#### [Goal]
Restate each of the lines below word for word and drop every picture.
------
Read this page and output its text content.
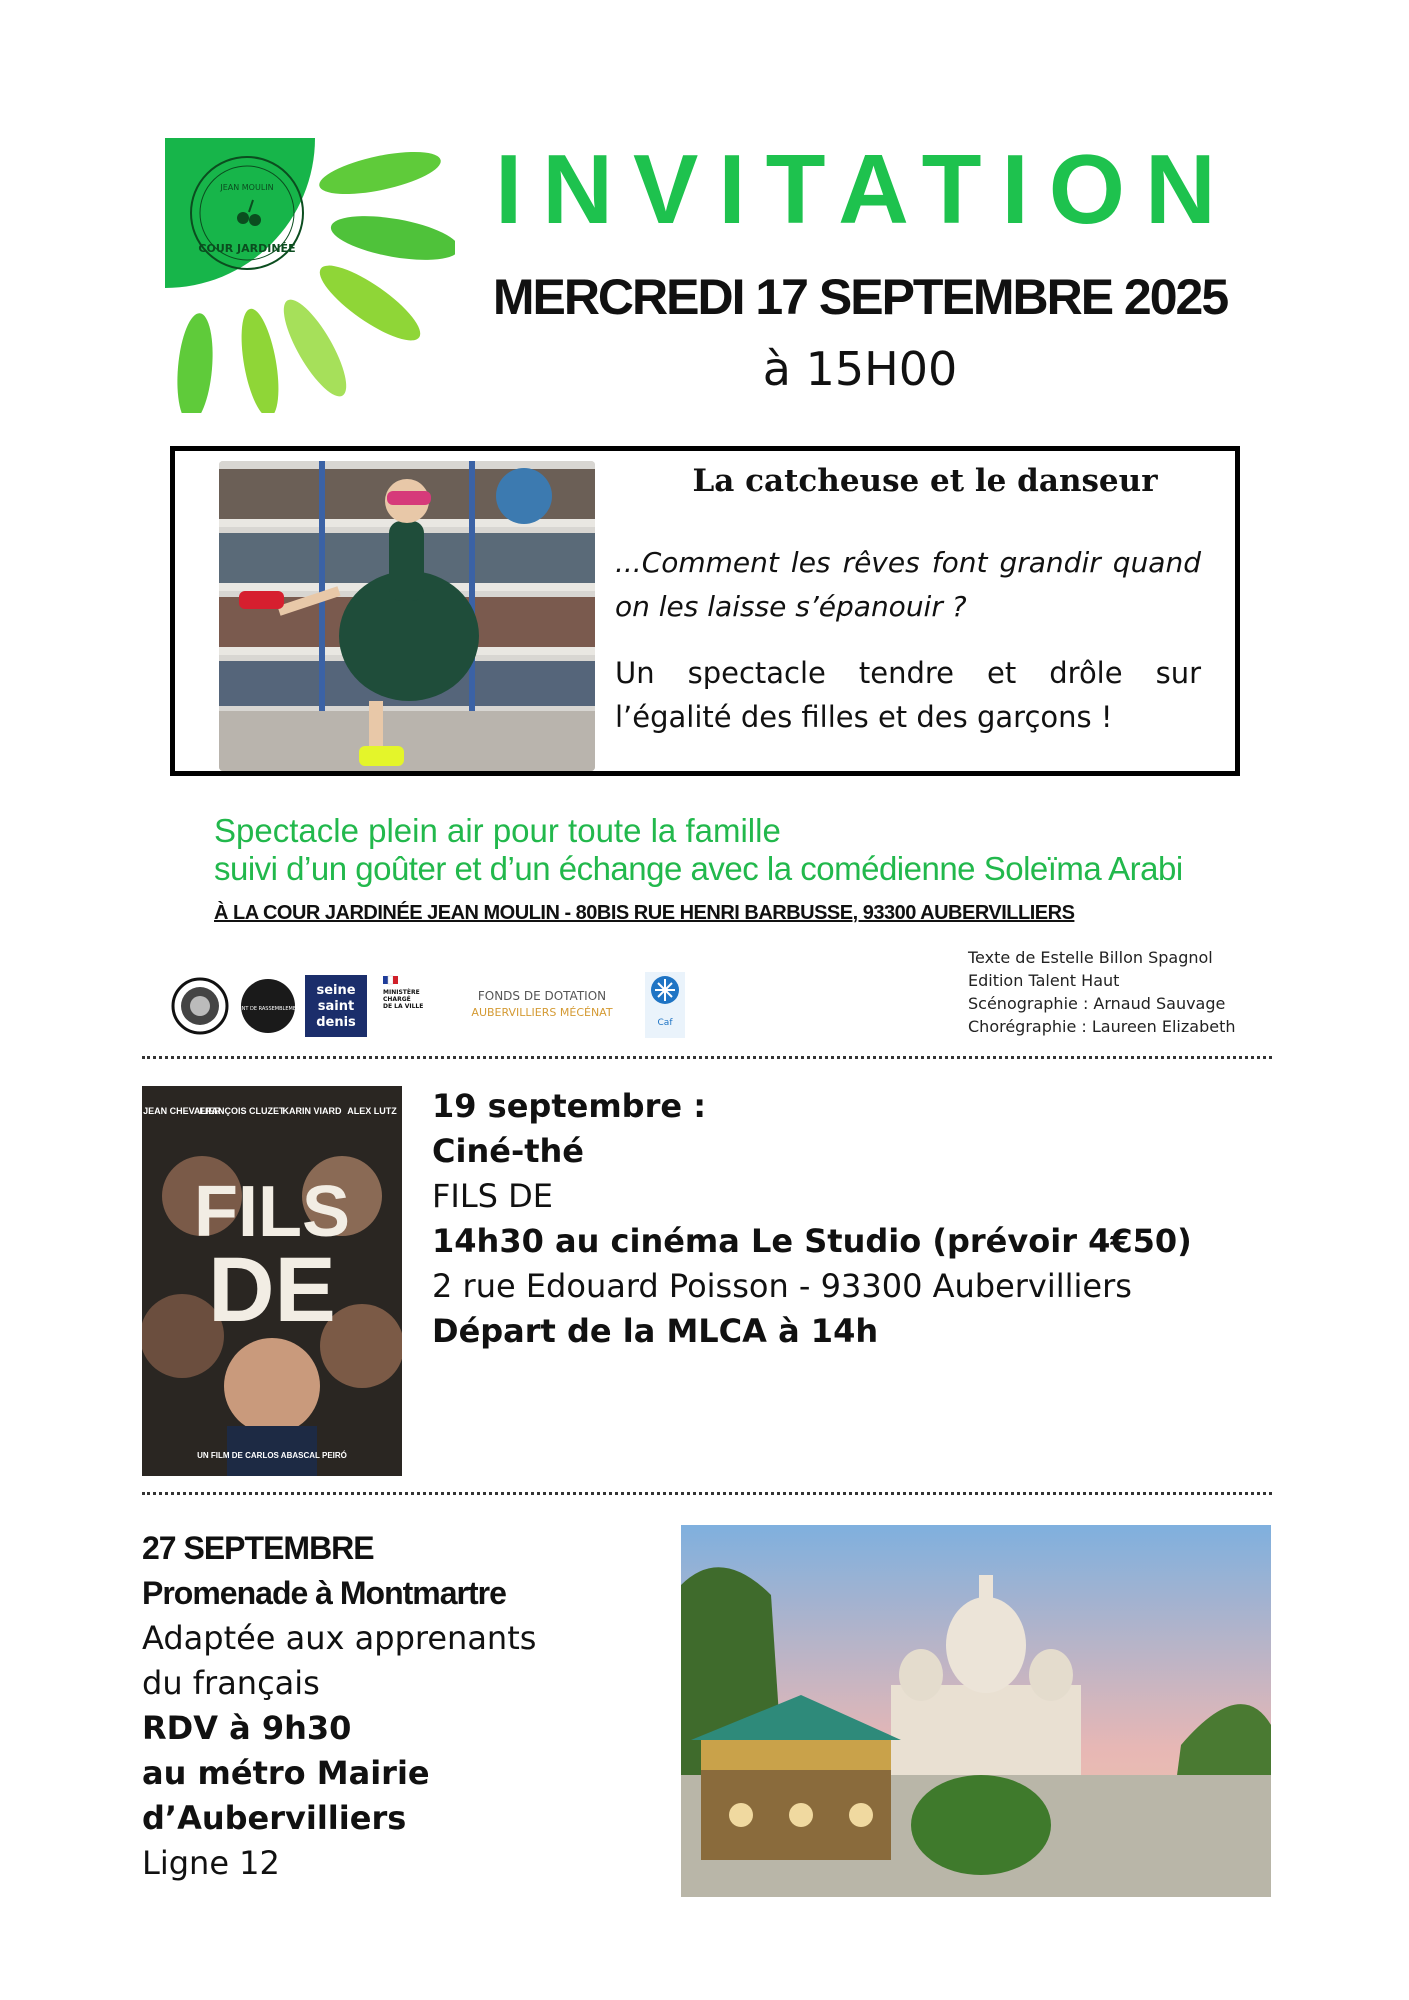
JEAN MOULIN
COUR JARDINÉE
INVITATION
MERCREDI 17 SEPTEMBRE 2025
à 15H00
La catcheuse et le danseur
...Comment les rêves font grandir quand on les laisse s’épanouir ?
Un spectacle tendre et drôle sur l’égalité des filles et des garçons !
Spectacle plein air pour toute la famille
suivi d’un goûter et d’un échange avec la comédienne Soleïma Arabi
À LA COUR JARDINÉE JEAN MOULIN - 80BIS RUE HENRI BARBUSSE, 93300 AUBERVILLIERS
POINT DE RASSEMBLEMENT
seine
saint
denis
MINISTÈRE
CHARGÉ
DE LA VILLE
FONDS DE DOTATION
AUBERVILLIERS MÉCÉNAT
Caf
Texte de Estelle Billon Spagnol
Edition Talent Haut
Scénographie : Arnaud Sauvage
Chorégraphie : Laureen Elizabeth
JEAN CHEVALIER
FRANÇOIS CLUZET
KARIN VIARD ALEX LUTZ
FILS
DE
UN FILM DE CARLOS ABASCAL PEIRÓ
19 septembre :
Ciné-thé
FILS DE
14h30 au cinéma Le Studio (prévoir 4€50)
2 rue Edouard Poisson - 93300 Aubervilliers
Départ de la MLCA à 14h
27 SEPTEMBRE
Promenade à Montmartre
Adaptée aux apprenants
du français
RDV à 9h30
au métro Mairie
d’Aubervilliers
Ligne 12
------
#### [Solved problem]
Read this page and output its text content.
JEAN MOULIN
COUR JARDINÉE
INVITATION
MERCREDI 17 SEPTEMBRE 2025
à 15H00
La catcheuse et le danseur
...Comment les rêves font grandir quand on les laisse s’épanouir ?
Un spectacle tendre et drôle sur l’égalité des filles et des garçons !
Spectacle plein air pour toute la famille
suivi d’un goûter et d’un échange avec la comédienne Soleïma Arabi
À LA COUR JARDINÉE JEAN MOULIN - 80BIS RUE HENRI BARBUSSE, 93300 AUBERVILLIERS
POINT DE RASSEMBLEMENT
seine
saint
denis
MINISTÈRE
CHARGÉ
DE LA VILLE
FONDS DE DOTATION
AUBERVILLIERS MÉCÉNAT
Caf
Texte de Estelle Billon Spagnol
Edition Talent Haut
Scénographie : Arnaud Sauvage
Chorégraphie : Laureen Elizabeth
JEAN CHEVALIER
FRANÇOIS CLUZET
KARIN VIARD ALEX LUTZ
FILS
DE
UN FILM DE CARLOS ABASCAL PEIRÓ
19 septembre :
Ciné-thé
FILS DE
14h30 au cinéma Le Studio (prévoir 4€50)
2 rue Edouard Poisson - 93300 Aubervilliers
Départ de la MLCA à 14h
27 SEPTEMBRE
Promenade à Montmartre
Adaptée aux apprenants
du français
RDV à 9h30
au métro Mairie
d’Aubervilliers
Ligne 12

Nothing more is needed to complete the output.